— Begin —

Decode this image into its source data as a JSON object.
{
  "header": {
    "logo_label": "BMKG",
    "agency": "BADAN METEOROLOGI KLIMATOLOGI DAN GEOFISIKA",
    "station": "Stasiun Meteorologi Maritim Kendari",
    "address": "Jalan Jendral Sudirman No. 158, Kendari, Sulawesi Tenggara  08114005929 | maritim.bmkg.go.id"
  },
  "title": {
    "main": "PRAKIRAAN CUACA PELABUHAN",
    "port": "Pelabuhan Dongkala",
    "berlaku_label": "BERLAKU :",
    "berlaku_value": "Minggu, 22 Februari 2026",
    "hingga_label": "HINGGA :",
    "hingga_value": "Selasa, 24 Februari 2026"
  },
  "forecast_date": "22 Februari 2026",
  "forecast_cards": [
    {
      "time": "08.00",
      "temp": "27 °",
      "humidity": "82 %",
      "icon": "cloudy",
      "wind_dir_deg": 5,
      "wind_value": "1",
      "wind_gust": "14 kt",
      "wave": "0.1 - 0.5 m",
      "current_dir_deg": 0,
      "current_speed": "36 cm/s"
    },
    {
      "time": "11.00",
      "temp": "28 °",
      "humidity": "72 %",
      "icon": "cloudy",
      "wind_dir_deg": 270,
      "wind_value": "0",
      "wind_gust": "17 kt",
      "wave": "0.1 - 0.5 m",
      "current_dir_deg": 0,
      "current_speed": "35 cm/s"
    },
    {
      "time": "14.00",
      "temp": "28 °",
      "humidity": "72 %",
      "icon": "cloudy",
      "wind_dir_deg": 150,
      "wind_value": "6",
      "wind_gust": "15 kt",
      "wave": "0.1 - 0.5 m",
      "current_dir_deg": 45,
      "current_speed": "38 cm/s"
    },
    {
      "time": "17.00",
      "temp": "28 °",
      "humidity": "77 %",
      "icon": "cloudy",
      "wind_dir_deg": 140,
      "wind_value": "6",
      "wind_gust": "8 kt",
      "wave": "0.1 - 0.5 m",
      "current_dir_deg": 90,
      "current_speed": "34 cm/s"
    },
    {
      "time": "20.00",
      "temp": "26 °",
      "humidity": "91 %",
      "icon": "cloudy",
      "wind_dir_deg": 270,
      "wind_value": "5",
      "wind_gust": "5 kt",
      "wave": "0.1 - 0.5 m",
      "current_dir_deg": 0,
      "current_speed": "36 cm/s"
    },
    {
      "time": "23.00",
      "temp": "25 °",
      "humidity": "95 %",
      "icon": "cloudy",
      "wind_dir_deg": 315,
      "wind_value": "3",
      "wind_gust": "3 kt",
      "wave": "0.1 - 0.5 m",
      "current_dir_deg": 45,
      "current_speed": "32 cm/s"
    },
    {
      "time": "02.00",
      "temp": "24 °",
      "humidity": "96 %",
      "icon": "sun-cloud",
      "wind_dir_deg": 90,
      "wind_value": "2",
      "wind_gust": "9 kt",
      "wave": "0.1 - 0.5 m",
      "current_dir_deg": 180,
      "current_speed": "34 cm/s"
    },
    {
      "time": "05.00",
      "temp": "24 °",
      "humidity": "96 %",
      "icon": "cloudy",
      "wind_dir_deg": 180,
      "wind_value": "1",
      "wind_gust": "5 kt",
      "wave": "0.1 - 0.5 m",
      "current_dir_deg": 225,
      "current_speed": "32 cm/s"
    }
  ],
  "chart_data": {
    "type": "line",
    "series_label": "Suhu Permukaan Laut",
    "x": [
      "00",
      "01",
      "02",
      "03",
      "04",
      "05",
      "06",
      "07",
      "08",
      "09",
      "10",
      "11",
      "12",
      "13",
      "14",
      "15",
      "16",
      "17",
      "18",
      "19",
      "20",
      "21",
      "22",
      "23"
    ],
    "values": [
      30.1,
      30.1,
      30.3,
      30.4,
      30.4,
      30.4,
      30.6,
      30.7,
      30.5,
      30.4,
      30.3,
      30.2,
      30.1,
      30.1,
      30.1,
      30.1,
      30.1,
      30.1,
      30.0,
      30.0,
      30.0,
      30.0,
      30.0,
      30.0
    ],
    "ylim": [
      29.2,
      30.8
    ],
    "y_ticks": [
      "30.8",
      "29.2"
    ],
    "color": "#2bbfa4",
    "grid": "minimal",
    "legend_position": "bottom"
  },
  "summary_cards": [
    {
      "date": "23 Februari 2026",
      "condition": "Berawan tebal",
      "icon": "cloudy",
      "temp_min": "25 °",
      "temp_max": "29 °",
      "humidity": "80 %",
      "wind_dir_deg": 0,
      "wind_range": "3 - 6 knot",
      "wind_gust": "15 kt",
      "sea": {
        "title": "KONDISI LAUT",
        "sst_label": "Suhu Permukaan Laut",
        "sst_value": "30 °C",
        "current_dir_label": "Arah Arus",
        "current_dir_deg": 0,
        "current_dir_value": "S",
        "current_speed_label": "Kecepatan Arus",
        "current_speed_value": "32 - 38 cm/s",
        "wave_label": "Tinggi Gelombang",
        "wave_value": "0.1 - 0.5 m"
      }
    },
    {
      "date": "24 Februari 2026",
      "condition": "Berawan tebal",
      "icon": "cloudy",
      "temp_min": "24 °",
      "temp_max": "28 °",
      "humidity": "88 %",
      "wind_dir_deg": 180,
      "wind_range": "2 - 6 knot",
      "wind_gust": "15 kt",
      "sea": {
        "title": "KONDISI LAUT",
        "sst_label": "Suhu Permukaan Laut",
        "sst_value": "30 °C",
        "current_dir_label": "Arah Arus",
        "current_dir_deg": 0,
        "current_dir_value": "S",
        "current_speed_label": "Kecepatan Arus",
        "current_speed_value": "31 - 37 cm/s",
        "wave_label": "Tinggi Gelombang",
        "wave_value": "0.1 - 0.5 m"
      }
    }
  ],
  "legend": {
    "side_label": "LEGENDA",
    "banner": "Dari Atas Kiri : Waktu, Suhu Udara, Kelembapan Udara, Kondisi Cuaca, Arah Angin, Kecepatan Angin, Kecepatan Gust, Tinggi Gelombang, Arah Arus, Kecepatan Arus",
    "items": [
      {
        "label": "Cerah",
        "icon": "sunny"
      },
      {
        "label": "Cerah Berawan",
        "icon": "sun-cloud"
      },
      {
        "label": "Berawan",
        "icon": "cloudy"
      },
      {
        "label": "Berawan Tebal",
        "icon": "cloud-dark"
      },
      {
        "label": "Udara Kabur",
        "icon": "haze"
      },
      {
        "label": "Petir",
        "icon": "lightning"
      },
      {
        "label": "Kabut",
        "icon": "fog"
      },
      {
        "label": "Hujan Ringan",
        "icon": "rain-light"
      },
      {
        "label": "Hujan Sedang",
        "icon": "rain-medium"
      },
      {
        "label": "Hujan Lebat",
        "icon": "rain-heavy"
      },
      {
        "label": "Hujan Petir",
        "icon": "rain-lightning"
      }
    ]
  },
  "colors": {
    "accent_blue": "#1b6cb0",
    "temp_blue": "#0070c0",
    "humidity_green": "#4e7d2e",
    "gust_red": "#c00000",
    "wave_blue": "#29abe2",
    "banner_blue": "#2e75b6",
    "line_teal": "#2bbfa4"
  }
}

— End —

## Exercise directions
Exactly reproduce all of the entries above.

## Solved problem
Decode this image into its source data as a JSON object.
{
  "header": {
    "logo_label": "BMKG",
    "agency": "BADAN METEOROLOGI KLIMATOLOGI DAN GEOFISIKA",
    "station": "Stasiun Meteorologi Maritim Kendari",
    "address": "Jalan Jendral Sudirman No. 158, Kendari, Sulawesi Tenggara  08114005929 | maritim.bmkg.go.id"
  },
  "title": {
    "main": "PRAKIRAAN CUACA PELABUHAN",
    "port": "Pelabuhan Dongkala",
    "berlaku_label": "BERLAKU :",
    "berlaku_value": "Minggu, 22 Februari 2026",
    "hingga_label": "HINGGA :",
    "hingga_value": "Selasa, 24 Februari 2026"
  },
  "forecast_date": "22 Februari 2026",
  "forecast_cards": [
    {
      "time": "08.00",
      "temp": "27 °",
      "humidity": "82 %",
      "icon": "cloudy",
      "wind_dir_deg": 5,
      "wind_value": "1",
      "wind_gust": "14 kt",
      "wave": "0.1 - 0.5 m",
      "current_dir_deg": 0,
      "current_speed": "36 cm/s"
    },
    {
      "time": "11.00",
      "temp": "28 °",
      "humidity": "72 %",
      "icon": "cloudy",
      "wind_dir_deg": 270,
      "wind_value": "0",
      "wind_gust": "17 kt",
      "wave": "0.1 - 0.5 m",
      "current_dir_deg": 0,
      "current_speed": "35 cm/s"
    },
    {
      "time": "14.00",
      "temp": "28 °",
      "humidity": "72 %",
      "icon": "cloudy",
      "wind_dir_deg": 150,
      "wind_value": "6",
      "wind_gust": "15 kt",
      "wave": "0.1 - 0.5 m",
      "current_dir_deg": 45,
      "current_speed": "38 cm/s"
    },
    {
      "time": "17.00",
      "temp": "28 °",
      "humidity": "77 %",
      "icon": "cloudy",
      "wind_dir_deg": 140,
      "wind_value": "6",
      "wind_gust": "8 kt",
      "wave": "0.1 - 0.5 m",
      "current_dir_deg": 90,
      "current_speed": "34 cm/s"
    },
    {
      "time": "20.00",
      "temp": "26 °",
      "humidity": "91 %",
      "icon": "cloudy",
      "wind_dir_deg": 270,
      "wind_value": "5",
      "wind_gust": "5 kt",
      "wave": "0.1 - 0.5 m",
      "current_dir_deg": 0,
      "current_speed": "36 cm/s"
    },
    {
      "time": "23.00",
      "temp": "25 °",
      "humidity": "95 %",
      "icon": "cloudy",
      "wind_dir_deg": 315,
      "wind_value": "3",
      "wind_gust": "3 kt",
      "wave": "0.1 - 0.5 m",
      "current_dir_deg": 45,
      "current_speed": "32 cm/s"
    },
    {
      "time": "02.00",
      "temp": "24 °",
      "humidity": "96 %",
      "icon": "sun-cloud",
      "wind_dir_deg": 90,
      "wind_value": "2",
      "wind_gust": "9 kt",
      "wave": "0.1 - 0.5 m",
      "current_dir_deg": 180,
      "current_speed": "34 cm/s"
    },
    {
      "time": "05.00",
      "temp": "24 °",
      "humidity": "96 %",
      "icon": "cloudy",
      "wind_dir_deg": 180,
      "wind_value": "1",
      "wind_gust": "5 kt",
      "wave": "0.1 - 0.5 m",
      "current_dir_deg": 225,
      "current_speed": "32 cm/s"
    }
  ],
  "chart_data": {
    "type": "line",
    "series_label": "Suhu Permukaan Laut",
    "x": [
      "00",
      "01",
      "02",
      "03",
      "04",
      "05",
      "06",
      "07",
      "08",
      "09",
      "10",
      "11",
      "12",
      "13",
      "14",
      "15",
      "16",
      "17",
      "18",
      "19",
      "20",
      "21",
      "22",
      "23"
    ],
    "values": [
      30.1,
      30.1,
      30.3,
      30.4,
      30.4,
      30.4,
      30.6,
      30.7,
      30.5,
      30.4,
      30.3,
      30.2,
      30.1,
      30.1,
      30.1,
      30.1,
      30.1,
      30.1,
      30.0,
      30.0,
      30.0,
      30.0,
      30.0,
      30.0
    ],
    "ylim": [
      29.2,
      30.8
    ],
    "y_ticks": [
      "30.8",
      "29.2"
    ],
    "color": "#2bbfa4",
    "grid": "minimal",
    "legend_position": "bottom"
  },
  "summary_cards": [
    {
      "date": "23 Februari 2026",
      "condition": "Berawan tebal",
      "icon": "cloudy",
      "temp_min": "25 °",
      "temp_max": "29 °",
      "humidity": "80 %",
      "wind_dir_deg": 0,
      "wind_range": "3 - 6 knot",
      "wind_gust": "15 kt",
      "sea": {
        "title": "KONDISI LAUT",
        "sst_label": "Suhu Permukaan Laut",
        "sst_value": "30 °C",
        "current_dir_label": "Arah Arus",
        "current_dir_deg": 0,
        "current_dir_value": "S",
        "current_speed_label": "Kecepatan Arus",
        "current_speed_value": "32 - 38 cm/s",
        "wave_label": "Tinggi Gelombang",
        "wave_value": "0.1 - 0.5 m"
      }
    },
    {
      "date": "24 Februari 2026",
      "condition": "Berawan tebal",
      "icon": "cloudy",
      "temp_min": "24 °",
      "temp_max": "28 °",
      "humidity": "88 %",
      "wind_dir_deg": 180,
      "wind_range": "2 - 6 knot",
      "wind_gust": "15 kt",
      "sea": {
        "title": "KONDISI LAUT",
        "sst_label": "Suhu Permukaan Laut",
        "sst_value": "30 °C",
        "current_dir_label": "Arah Arus",
        "current_dir_deg": 0,
        "current_dir_value": "S",
        "current_speed_label": "Kecepatan Arus",
        "current_speed_value": "31 - 37 cm/s",
        "wave_label": "Tinggi Gelombang",
        "wave_value": "0.1 - 0.5 m"
      }
    }
  ],
  "legend": {
    "side_label": "LEGENDA",
    "banner": "Dari Atas Kiri : Waktu, Suhu Udara, Kelembapan Udara, Kondisi Cuaca, Arah Angin, Kecepatan Angin, Kecepatan Gust, Tinggi Gelombang, Arah Arus, Kecepatan Arus",
    "items": [
      {
        "label": "Cerah",
        "icon": "sunny"
      },
      {
        "label": "Cerah Berawan",
        "icon": "sun-cloud"
      },
      {
        "label": "Berawan",
        "icon": "cloudy"
      },
      {
        "label": "Berawan Tebal",
        "icon": "cloud-dark"
      },
      {
        "label": "Udara Kabur",
        "icon": "haze"
      },
      {
        "label": "Petir",
        "icon": "lightning"
      },
      {
        "label": "Kabut",
        "icon": "fog"
      },
      {
        "label": "Hujan Ringan",
        "icon": "rain-light"
      },
      {
        "label": "Hujan Sedang",
        "icon": "rain-medium"
      },
      {
        "label": "Hujan Lebat",
        "icon": "rain-heavy"
      },
      {
        "label": "Hujan Petir",
        "icon": "rain-lightning"
      }
    ]
  },
  "colors": {
    "accent_blue": "#1b6cb0",
    "temp_blue": "#0070c0",
    "humidity_green": "#4e7d2e",
    "gust_red": "#c00000",
    "wave_blue": "#29abe2",
    "banner_blue": "#2e75b6",
    "line_teal": "#2bbfa4"
  }
}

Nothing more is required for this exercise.